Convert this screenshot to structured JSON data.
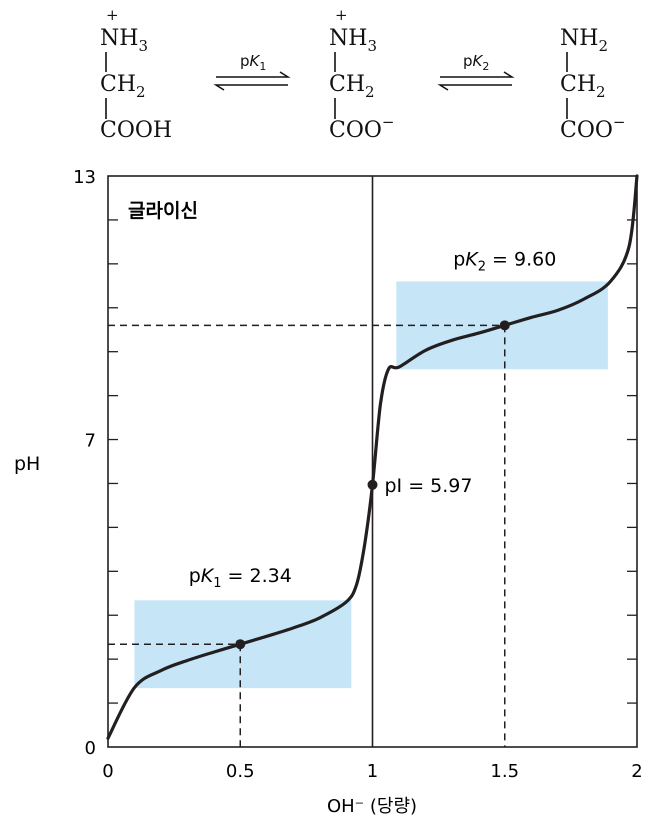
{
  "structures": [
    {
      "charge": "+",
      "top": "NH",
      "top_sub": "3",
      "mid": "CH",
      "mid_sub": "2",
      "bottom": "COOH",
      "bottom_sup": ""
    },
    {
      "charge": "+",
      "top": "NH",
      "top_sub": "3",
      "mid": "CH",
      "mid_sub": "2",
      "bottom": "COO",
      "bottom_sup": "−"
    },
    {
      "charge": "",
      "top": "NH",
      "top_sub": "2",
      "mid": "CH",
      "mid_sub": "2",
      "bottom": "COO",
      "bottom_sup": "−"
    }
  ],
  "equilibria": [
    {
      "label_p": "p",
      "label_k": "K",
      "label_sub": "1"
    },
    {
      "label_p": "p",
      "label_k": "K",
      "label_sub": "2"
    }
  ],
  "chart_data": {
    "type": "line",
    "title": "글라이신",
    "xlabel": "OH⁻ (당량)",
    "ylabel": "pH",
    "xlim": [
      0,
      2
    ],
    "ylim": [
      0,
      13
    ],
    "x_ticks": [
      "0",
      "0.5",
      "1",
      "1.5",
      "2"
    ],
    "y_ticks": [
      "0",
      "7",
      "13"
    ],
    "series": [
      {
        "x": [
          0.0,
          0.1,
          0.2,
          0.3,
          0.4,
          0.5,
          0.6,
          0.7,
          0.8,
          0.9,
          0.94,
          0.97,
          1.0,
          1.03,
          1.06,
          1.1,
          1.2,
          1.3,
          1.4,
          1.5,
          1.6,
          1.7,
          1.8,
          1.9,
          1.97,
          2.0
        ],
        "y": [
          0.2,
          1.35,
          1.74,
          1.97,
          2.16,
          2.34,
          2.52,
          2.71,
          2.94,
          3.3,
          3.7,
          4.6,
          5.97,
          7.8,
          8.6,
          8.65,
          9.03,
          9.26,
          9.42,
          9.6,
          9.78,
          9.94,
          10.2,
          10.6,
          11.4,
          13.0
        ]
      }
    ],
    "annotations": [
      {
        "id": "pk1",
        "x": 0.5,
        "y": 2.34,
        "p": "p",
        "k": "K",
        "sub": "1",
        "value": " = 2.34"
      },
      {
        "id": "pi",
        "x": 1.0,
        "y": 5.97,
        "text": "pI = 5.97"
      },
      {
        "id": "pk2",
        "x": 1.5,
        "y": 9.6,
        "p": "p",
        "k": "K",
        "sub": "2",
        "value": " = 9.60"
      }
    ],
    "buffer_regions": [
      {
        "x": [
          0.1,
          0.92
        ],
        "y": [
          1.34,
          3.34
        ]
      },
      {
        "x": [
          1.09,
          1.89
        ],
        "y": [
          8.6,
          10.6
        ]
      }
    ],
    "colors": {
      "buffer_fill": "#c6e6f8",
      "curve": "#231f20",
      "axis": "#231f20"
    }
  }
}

• • • •

* **The exercise**
Output each line exactly; omit every picture.

* **Correct answer**
Convert this screenshot to structured JSON data.
{
  "structures": [
    {
      "charge": "+",
      "top": "NH",
      "top_sub": "3",
      "mid": "CH",
      "mid_sub": "2",
      "bottom": "COOH",
      "bottom_sup": ""
    },
    {
      "charge": "+",
      "top": "NH",
      "top_sub": "3",
      "mid": "CH",
      "mid_sub": "2",
      "bottom": "COO",
      "bottom_sup": "−"
    },
    {
      "charge": "",
      "top": "NH",
      "top_sub": "2",
      "mid": "CH",
      "mid_sub": "2",
      "bottom": "COO",
      "bottom_sup": "−"
    }
  ],
  "equilibria": [
    {
      "label_p": "p",
      "label_k": "K",
      "label_sub": "1"
    },
    {
      "label_p": "p",
      "label_k": "K",
      "label_sub": "2"
    }
  ],
  "chart_data": {
    "type": "line",
    "title": "글라이신",
    "xlabel": "OH⁻ (당량)",
    "ylabel": "pH",
    "xlim": [
      0,
      2
    ],
    "ylim": [
      0,
      13
    ],
    "x_ticks": [
      "0",
      "0.5",
      "1",
      "1.5",
      "2"
    ],
    "y_ticks": [
      "0",
      "7",
      "13"
    ],
    "series": [
      {
        "x": [
          0.0,
          0.1,
          0.2,
          0.3,
          0.4,
          0.5,
          0.6,
          0.7,
          0.8,
          0.9,
          0.94,
          0.97,
          1.0,
          1.03,
          1.06,
          1.1,
          1.2,
          1.3,
          1.4,
          1.5,
          1.6,
          1.7,
          1.8,
          1.9,
          1.97,
          2.0
        ],
        "y": [
          0.2,
          1.35,
          1.74,
          1.97,
          2.16,
          2.34,
          2.52,
          2.71,
          2.94,
          3.3,
          3.7,
          4.6,
          5.97,
          7.8,
          8.6,
          8.65,
          9.03,
          9.26,
          9.42,
          9.6,
          9.78,
          9.94,
          10.2,
          10.6,
          11.4,
          13.0
        ]
      }
    ],
    "annotations": [
      {
        "id": "pk1",
        "x": 0.5,
        "y": 2.34,
        "p": "p",
        "k": "K",
        "sub": "1",
        "value": " = 2.34"
      },
      {
        "id": "pi",
        "x": 1.0,
        "y": 5.97,
        "text": "pI = 5.97"
      },
      {
        "id": "pk2",
        "x": 1.5,
        "y": 9.6,
        "p": "p",
        "k": "K",
        "sub": "2",
        "value": " = 9.60"
      }
    ],
    "buffer_regions": [
      {
        "x": [
          0.1,
          0.92
        ],
        "y": [
          1.34,
          3.34
        ]
      },
      {
        "x": [
          1.09,
          1.89
        ],
        "y": [
          8.6,
          10.6
        ]
      }
    ],
    "colors": {
      "buffer_fill": "#c6e6f8",
      "curve": "#231f20",
      "axis": "#231f20"
    }
  }
}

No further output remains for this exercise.